--- Begin ---

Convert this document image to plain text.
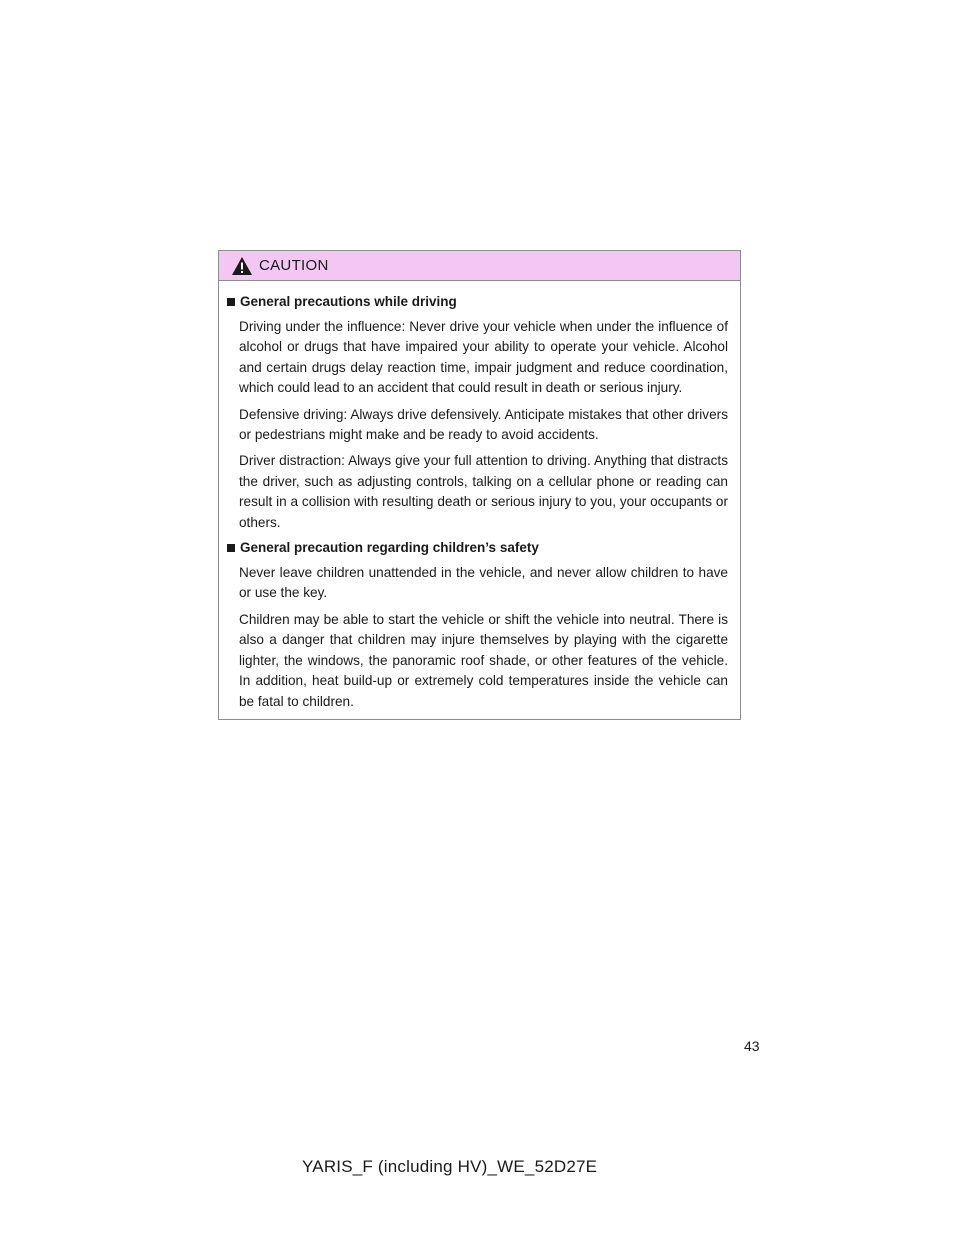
CAUTION
General precautions while driving

Driving under the influence: Never drive your vehicle when under the influence of alcohol or drugs that have impaired your ability to operate your vehicle. Alcohol and certain drugs delay reaction time, impair judgment and reduce coordination, which could lead to an accident that could result in death or serious injury.

Defensive driving: Always drive defensively. Anticipate mistakes that other drivers or pedestrians might make and be ready to avoid accidents.

Driver distraction: Always give your full attention to driving. Anything that distracts the driver, such as adjusting controls, talking on a cellular phone or reading can result in a collision with resulting death or serious injury to you, your occupants or others.

General precaution regarding children’s safety

Never leave children unattended in the vehicle, and never allow children to have or use the key.

Children may be able to start the vehicle or shift the vehicle into neutral. There is also a danger that children may injure themselves by playing with the cigarette lighter, the windows, the panoramic roof shade, or other features of the vehicle. In addition, heat build-up or extremely cold temperatures inside the vehicle can be fatal to children.

43
YARIS_F (including HV)_WE_52D27E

--- End ---

**YOUR INSTRUCTIONS**
Go through the records above, find every line with the word "General", and list those lines.

**COMPLETE ANSWER**
General precautions while driving
General precaution regarding children’s safety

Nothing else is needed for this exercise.